▸ REQUIREMENTS: Collect every line that includes the string "name".

[Dataset records]
◆ ◆ ◆ ◆

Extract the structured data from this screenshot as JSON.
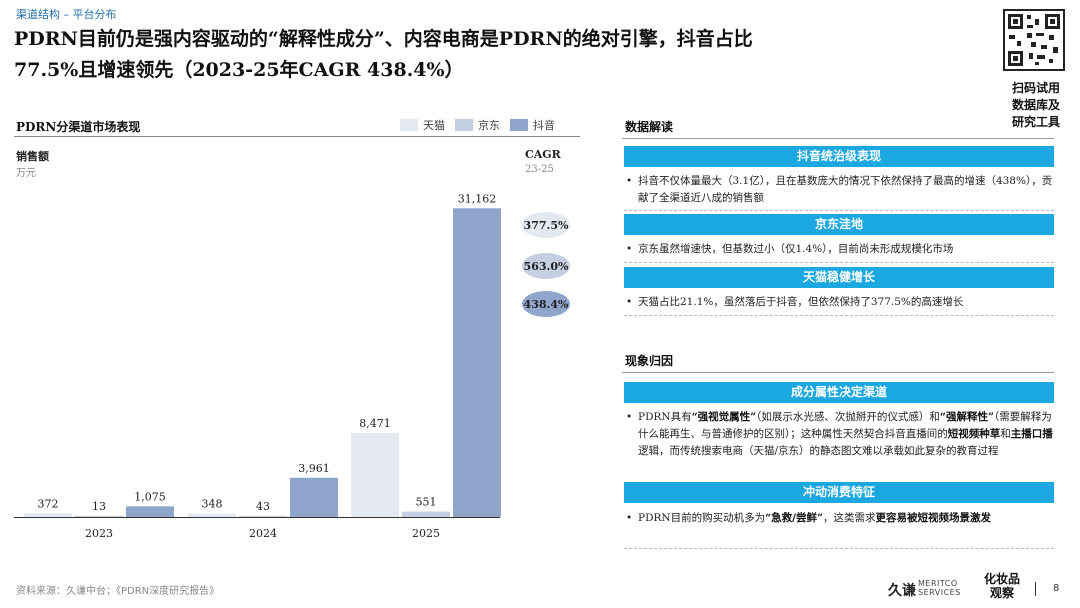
{
  "breadcrumb": "渠道结构 – 平台分布",
  "title_line1": "PDRN目前仍是强内容驱动的“解释性成分”、内容电商是PDRN的绝对引擎，抖音占比",
  "title_line2": "77.5%且增速领先（2023-25年CAGR 438.4%）",
  "qr_text_line1": "扫码试用",
  "qr_text_line2": "数据库及",
  "qr_text_line3": "研究工具",
  "chart_data": {
    "type": "bar",
    "title": "PDRN分渠道市场表现",
    "ylabel": "销售额",
    "yunit": "万元",
    "categories": [
      "2023",
      "2024",
      "2025"
    ],
    "series": [
      {
        "name": "天猫",
        "color": "#e3e8f1",
        "values": [
          372,
          348,
          8471
        ],
        "labels": [
          "372",
          "348",
          "8,471"
        ]
      },
      {
        "name": "京东",
        "color": "#c5cfe2",
        "values": [
          13,
          43,
          551
        ],
        "labels": [
          "13",
          "43",
          "551"
        ]
      },
      {
        "name": "抖音",
        "color": "#8fa5cb",
        "values": [
          1075,
          3961,
          31162
        ],
        "labels": [
          "1,075",
          "3,961",
          "31,162"
        ]
      }
    ],
    "ylim": [
      0,
      32000
    ],
    "grid": false,
    "legend": "top-right",
    "cagr": {
      "label": "CAGR",
      "period": "23-25",
      "values": [
        {
          "series": "天猫",
          "value": "377.5%",
          "bg": "#e3e8f1"
        },
        {
          "series": "京东",
          "value": "563.0%",
          "bg": "#c5cfe2"
        },
        {
          "series": "抖音",
          "value": "438.4%",
          "bg": "#8fa5cb"
        }
      ]
    }
  },
  "interpretation": {
    "title": "数据解读",
    "sections": [
      {
        "heading": "抖音统治级表现",
        "text": "抖音不仅体量最大（3.1亿），且在基数庞大的情况下依然保持了最高的增速（438%），贡献了全渠道近八成的销售额"
      },
      {
        "heading": "京东洼地",
        "text": "京东虽然增速快，但基数过小（仅1.4%），目前尚未形成规模化市场"
      },
      {
        "heading": "天猫稳健增长",
        "text": "天猫占比21.1%，虽然落后于抖音，但依然保持了377.5%的高速增长"
      }
    ]
  },
  "causes": {
    "title": "现象归因",
    "section1_heading": "成分属性决定渠道",
    "section1_p1": "PDRN具有",
    "section1_b1": "“强视觉属性”",
    "section1_p2": "（如展示水光感、次抛掰开的仪式感）和",
    "section1_b2": "“强解释性”",
    "section1_p3": "（需要解释为什么能再生、与普通修护的区别）；这种属性天然契合抖音直播间的",
    "section1_b3": "短视频种草",
    "section1_p4": "和",
    "section1_b4": "主播口播",
    "section1_p5": "逻辑，而传统搜索电商（天猫/京东）的静态图文难以承载如此复杂的教育过程",
    "section2_heading": "冲动消费特征",
    "section2_p1": "PDRN目前的购买动机多为",
    "section2_b1": "“急救/尝鲜”",
    "section2_p2": "，这类需求",
    "section2_b2": "更容易被短视频场景激发"
  },
  "footer": {
    "source": "资料来源：久谦中台；《PDRN深度研究报告》",
    "logo1": "久谦",
    "logo1_sub1": "MERITCO",
    "logo1_sub2": "SERVICES",
    "logo2_line1": "化妆品",
    "logo2_line2": "观察",
    "page": "8"
  }
}
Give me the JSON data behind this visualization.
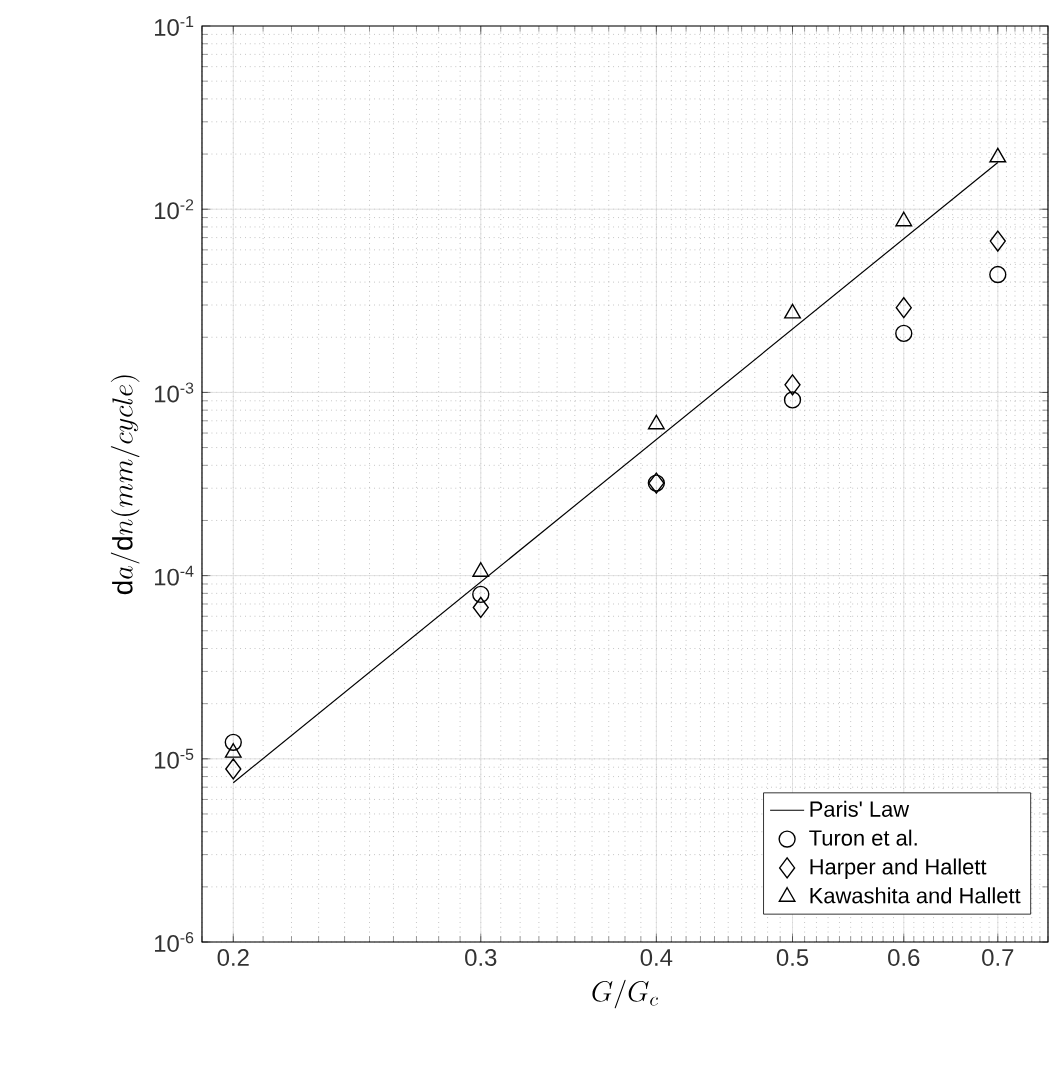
{
  "chart_data": {
    "type": "scatter",
    "xlabel": "G/G_c",
    "ylabel": "\\mathrm{d}a/\\mathrm{d}n(mm/cycle)",
    "log": "xy",
    "grid": true,
    "legend": "bottom right",
    "xlim": [
      0.19,
      0.76
    ],
    "ylim": [
      1e-06,
      0.1
    ],
    "xticks": [
      0.2,
      0.3,
      0.4,
      0.5,
      0.6,
      0.7
    ],
    "yticks": [
      {
        "value": 1e-06,
        "label": "10$^{-6}$"
      },
      {
        "value": 1e-05,
        "label": "10$^{-5}$"
      },
      {
        "value": 0.0001,
        "label": "10$^{-4}$"
      },
      {
        "value": 0.001,
        "label": "10$^{-3}$"
      },
      {
        "value": 0.01,
        "label": "10$^{-2}$"
      },
      {
        "value": 0.1,
        "label": "10$^{-1}$"
      }
    ],
    "series": [
      {
        "name": "Paris' Law",
        "type": "line",
        "marker": "none",
        "line_style": "solid",
        "color": "#000000",
        "x": [
          0.2,
          0.7
        ],
        "values": [
          7.4e-06,
          0.018
        ]
      },
      {
        "name": "Turon et al.",
        "marker": "circle",
        "color": "#000000",
        "x": [
          0.2,
          0.3,
          0.4,
          0.5,
          0.6,
          0.7
        ],
        "values": [
          1.23e-05,
          7.9e-05,
          0.00032,
          0.00091,
          0.0021,
          0.0044
        ]
      },
      {
        "name": "Harper and Hallett",
        "marker": "diamond",
        "color": "#000000",
        "x": [
          0.2,
          0.3,
          0.4,
          0.5,
          0.6,
          0.7
        ],
        "values": [
          8.8e-06,
          6.7e-05,
          0.00032,
          0.0011,
          0.0029,
          0.0067
        ]
      },
      {
        "name": "Kawashita and Hallett",
        "marker": "triangle",
        "color": "#000000",
        "x": [
          0.2,
          0.3,
          0.4,
          0.5,
          0.6,
          0.7
        ],
        "values": [
          1.08e-05,
          0.000105,
          0.00067,
          0.0027,
          0.0086,
          0.0192
        ]
      }
    ]
  }
}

◆ ◆ ◆ ◆

▸ CORRECT OUTPUT:
        "name": "天猫",
        "name": "京东",
        "name": "抖音",
        "name": "Paris' Law",
        "name": "Turon et al.",
        "name": "Harper and Hallett",
        "name": "Kawashita and Hallett",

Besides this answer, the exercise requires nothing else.